- **RECORDS FOR THIS TASK**:
────

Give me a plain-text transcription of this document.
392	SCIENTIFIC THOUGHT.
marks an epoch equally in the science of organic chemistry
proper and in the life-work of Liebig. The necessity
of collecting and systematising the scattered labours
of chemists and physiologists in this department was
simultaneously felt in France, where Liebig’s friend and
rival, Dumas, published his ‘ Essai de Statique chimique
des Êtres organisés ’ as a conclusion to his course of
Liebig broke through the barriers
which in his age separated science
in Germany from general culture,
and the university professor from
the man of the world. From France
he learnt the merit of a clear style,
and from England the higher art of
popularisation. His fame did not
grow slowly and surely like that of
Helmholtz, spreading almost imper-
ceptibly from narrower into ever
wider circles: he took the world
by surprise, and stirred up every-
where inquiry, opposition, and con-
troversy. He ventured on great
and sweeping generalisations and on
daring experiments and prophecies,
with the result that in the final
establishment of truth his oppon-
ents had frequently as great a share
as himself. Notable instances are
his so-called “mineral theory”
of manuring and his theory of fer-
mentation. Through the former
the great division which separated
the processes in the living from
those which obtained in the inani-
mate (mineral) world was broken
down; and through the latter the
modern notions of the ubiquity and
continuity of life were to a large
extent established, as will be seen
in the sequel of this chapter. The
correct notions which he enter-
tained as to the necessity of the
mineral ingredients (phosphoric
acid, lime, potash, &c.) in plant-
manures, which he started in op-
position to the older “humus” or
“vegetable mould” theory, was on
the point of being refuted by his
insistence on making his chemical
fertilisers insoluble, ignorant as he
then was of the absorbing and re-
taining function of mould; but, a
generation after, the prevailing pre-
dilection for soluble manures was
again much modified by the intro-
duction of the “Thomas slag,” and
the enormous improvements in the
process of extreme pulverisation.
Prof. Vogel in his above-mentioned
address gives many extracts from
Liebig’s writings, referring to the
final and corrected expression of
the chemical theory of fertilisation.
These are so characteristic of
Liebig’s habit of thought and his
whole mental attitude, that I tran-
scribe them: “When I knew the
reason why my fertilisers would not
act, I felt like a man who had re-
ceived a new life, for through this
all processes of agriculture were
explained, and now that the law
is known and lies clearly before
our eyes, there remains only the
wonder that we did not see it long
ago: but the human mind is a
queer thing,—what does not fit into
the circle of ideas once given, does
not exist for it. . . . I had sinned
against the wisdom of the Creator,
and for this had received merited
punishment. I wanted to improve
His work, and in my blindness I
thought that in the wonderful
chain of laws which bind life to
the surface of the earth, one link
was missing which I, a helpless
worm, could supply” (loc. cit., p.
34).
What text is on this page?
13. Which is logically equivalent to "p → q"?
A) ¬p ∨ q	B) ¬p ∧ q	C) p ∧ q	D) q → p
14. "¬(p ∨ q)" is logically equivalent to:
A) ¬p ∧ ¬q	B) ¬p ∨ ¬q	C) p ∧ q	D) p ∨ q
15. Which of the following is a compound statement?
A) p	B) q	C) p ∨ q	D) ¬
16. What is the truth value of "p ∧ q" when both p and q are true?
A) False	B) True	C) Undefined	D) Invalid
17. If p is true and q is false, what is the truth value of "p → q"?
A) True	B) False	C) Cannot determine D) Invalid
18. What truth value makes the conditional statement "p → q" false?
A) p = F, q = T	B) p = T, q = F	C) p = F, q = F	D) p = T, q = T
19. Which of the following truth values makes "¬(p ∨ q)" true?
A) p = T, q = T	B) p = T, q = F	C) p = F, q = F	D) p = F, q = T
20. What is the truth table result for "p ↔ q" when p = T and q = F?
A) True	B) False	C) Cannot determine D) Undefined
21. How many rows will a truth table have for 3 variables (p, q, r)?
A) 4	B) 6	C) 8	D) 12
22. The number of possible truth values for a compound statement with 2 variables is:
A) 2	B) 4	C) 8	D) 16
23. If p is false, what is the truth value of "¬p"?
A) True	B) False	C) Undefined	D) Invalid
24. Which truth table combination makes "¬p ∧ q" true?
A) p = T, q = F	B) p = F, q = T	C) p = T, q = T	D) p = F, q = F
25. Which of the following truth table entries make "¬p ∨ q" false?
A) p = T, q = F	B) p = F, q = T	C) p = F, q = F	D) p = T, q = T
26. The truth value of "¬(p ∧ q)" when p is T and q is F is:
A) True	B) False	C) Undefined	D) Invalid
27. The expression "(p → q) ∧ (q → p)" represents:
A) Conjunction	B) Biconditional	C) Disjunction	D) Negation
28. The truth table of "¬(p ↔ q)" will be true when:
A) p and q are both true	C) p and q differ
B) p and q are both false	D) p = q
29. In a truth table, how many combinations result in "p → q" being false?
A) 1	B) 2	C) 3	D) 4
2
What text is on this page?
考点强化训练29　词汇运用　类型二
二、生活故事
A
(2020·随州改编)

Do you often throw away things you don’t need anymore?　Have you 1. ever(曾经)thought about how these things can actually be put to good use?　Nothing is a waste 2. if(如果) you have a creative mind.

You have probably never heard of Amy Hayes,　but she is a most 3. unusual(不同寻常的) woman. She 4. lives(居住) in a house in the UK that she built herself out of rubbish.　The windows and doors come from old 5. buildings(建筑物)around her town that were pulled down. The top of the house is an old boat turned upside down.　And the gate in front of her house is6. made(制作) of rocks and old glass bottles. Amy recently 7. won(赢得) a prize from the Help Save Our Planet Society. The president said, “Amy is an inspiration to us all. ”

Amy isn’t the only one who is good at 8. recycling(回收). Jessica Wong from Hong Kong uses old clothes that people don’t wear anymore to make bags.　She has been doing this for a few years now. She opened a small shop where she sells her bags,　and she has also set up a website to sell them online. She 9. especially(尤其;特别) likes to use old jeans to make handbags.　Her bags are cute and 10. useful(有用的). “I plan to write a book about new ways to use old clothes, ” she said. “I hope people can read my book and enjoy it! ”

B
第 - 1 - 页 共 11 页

────

- **WRITTEN REQUEST**: Repeat the data above, word for word.

- **RESPONSE BELOW**:
Give me a plain-text transcription of this document.
392	SCIENTIFIC THOUGHT.
marks an epoch equally in the science of organic chemistry
proper and in the life-work of Liebig. The necessity
of collecting and systematising the scattered labours
of chemists and physiologists in this department was
simultaneously felt in France, where Liebig’s friend and
rival, Dumas, published his ‘ Essai de Statique chimique
des Êtres organisés ’ as a conclusion to his course of
Liebig broke through the barriers
which in his age separated science
in Germany from general culture,
and the university professor from
the man of the world. From France
he learnt the merit of a clear style,
and from England the higher art of
popularisation. His fame did not
grow slowly and surely like that of
Helmholtz, spreading almost imper-
ceptibly from narrower into ever
wider circles: he took the world
by surprise, and stirred up every-
where inquiry, opposition, and con-
troversy. He ventured on great
and sweeping generalisations and on
daring experiments and prophecies,
with the result that in the final
establishment of truth his oppon-
ents had frequently as great a share
as himself. Notable instances are
his so-called “mineral theory”
of manuring and his theory of fer-
mentation. Through the former
the great division which separated
the processes in the living from
those which obtained in the inani-
mate (mineral) world was broken
down; and through the latter the
modern notions of the ubiquity and
continuity of life were to a large
extent established, as will be seen
in the sequel of this chapter. The
correct notions which he enter-
tained as to the necessity of the
mineral ingredients (phosphoric
acid, lime, potash, &c.) in plant-
manures, which he started in op-
position to the older “humus” or
“vegetable mould” theory, was on
the point of being refuted by his
insistence on making his chemical
fertilisers insoluble, ignorant as he
then was of the absorbing and re-
taining function of mould; but, a
generation after, the prevailing pre-
dilection for soluble manures was
again much modified by the intro-
duction of the “Thomas slag,” and
the enormous improvements in the
process of extreme pulverisation.
Prof. Vogel in his above-mentioned
address gives many extracts from
Liebig’s writings, referring to the
final and corrected expression of
the chemical theory of fertilisation.
These are so characteristic of
Liebig’s habit of thought and his
whole mental attitude, that I tran-
scribe them: “When I knew the
reason why my fertilisers would not
act, I felt like a man who had re-
ceived a new life, for through this
all processes of agriculture were
explained, and now that the law
is known and lies clearly before
our eyes, there remains only the
wonder that we did not see it long
ago: but the human mind is a
queer thing,—what does not fit into
the circle of ideas once given, does
not exist for it. . . . I had sinned
against the wisdom of the Creator,
and for this had received merited
punishment. I wanted to improve
His work, and in my blindness I
thought that in the wonderful
chain of laws which bind life to
the surface of the earth, one link
was missing which I, a helpless
worm, could supply” (loc. cit., p.
34).
What text is on this page?
13. Which is logically equivalent to "p → q"?
A) ¬p ∨ q	B) ¬p ∧ q	C) p ∧ q	D) q → p
14. "¬(p ∨ q)" is logically equivalent to:
A) ¬p ∧ ¬q	B) ¬p ∨ ¬q	C) p ∧ q	D) p ∨ q
15. Which of the following is a compound statement?
A) p	B) q	C) p ∨ q	D) ¬
16. What is the truth value of "p ∧ q" when both p and q are true?
A) False	B) True	C) Undefined	D) Invalid
17. If p is true and q is false, what is the truth value of "p → q"?
A) True	B) False	C) Cannot determine D) Invalid
18. What truth value makes the conditional statement "p → q" false?
A) p = F, q = T	B) p = T, q = F	C) p = F, q = F	D) p = T, q = T
19. Which of the following truth values makes "¬(p ∨ q)" true?
A) p = T, q = T	B) p = T, q = F	C) p = F, q = F	D) p = F, q = T
20. What is the truth table result for "p ↔ q" when p = T and q = F?
A) True	B) False	C) Cannot determine D) Undefined
21. How many rows will a truth table have for 3 variables (p, q, r)?
A) 4	B) 6	C) 8	D) 12
22. The number of possible truth values for a compound statement with 2 variables is:
A) 2	B) 4	C) 8	D) 16
23. If p is false, what is the truth value of "¬p"?
A) True	B) False	C) Undefined	D) Invalid
24. Which truth table combination makes "¬p ∧ q" true?
A) p = T, q = F	B) p = F, q = T	C) p = T, q = T	D) p = F, q = F
25. Which of the following truth table entries make "¬p ∨ q" false?
A) p = T, q = F	B) p = F, q = T	C) p = F, q = F	D) p = T, q = T
26. The truth value of "¬(p ∧ q)" when p is T and q is F is:
A) True	B) False	C) Undefined	D) Invalid
27. The expression "(p → q) ∧ (q → p)" represents:
A) Conjunction	B) Biconditional	C) Disjunction	D) Negation
28. The truth table of "¬(p ↔ q)" will be true when:
A) p and q are both true	C) p and q differ
B) p and q are both false	D) p = q
29. In a truth table, how many combinations result in "p → q" being false?
A) 1	B) 2	C) 3	D) 4
2
What text is on this page?
考点强化训练29　词汇运用　类型二
二、生活故事
A
(2020·随州改编)

Do you often throw away things you don’t need anymore?　Have you 1. ever(曾经)thought about how these things can actually be put to good use?　Nothing is a waste 2. if(如果) you have a creative mind.

You have probably never heard of Amy Hayes,　but she is a most 3. unusual(不同寻常的) woman. She 4. lives(居住) in a house in the UK that she built herself out of rubbish.　The windows and doors come from old 5. buildings(建筑物)around her town that were pulled down. The top of the house is an old boat turned upside down.　And the gate in front of her house is6. made(制作) of rocks and old glass bottles. Amy recently 7. won(赢得) a prize from the Help Save Our Planet Society. The president said, “Amy is an inspiration to us all. ”

Amy isn’t the only one who is good at 8. recycling(回收). Jessica Wong from Hong Kong uses old clothes that people don’t wear anymore to make bags.　She has been doing this for a few years now. She opened a small shop where she sells her bags,　and she has also set up a website to sell them online. She 9. especially(尤其;特别) likes to use old jeans to make handbags.　Her bags are cute and 10. useful(有用的). “I plan to write a book about new ways to use old clothes, ” she said. “I hope people can read my book and enjoy it! ”

B
第 - 1 - 页 共 11 页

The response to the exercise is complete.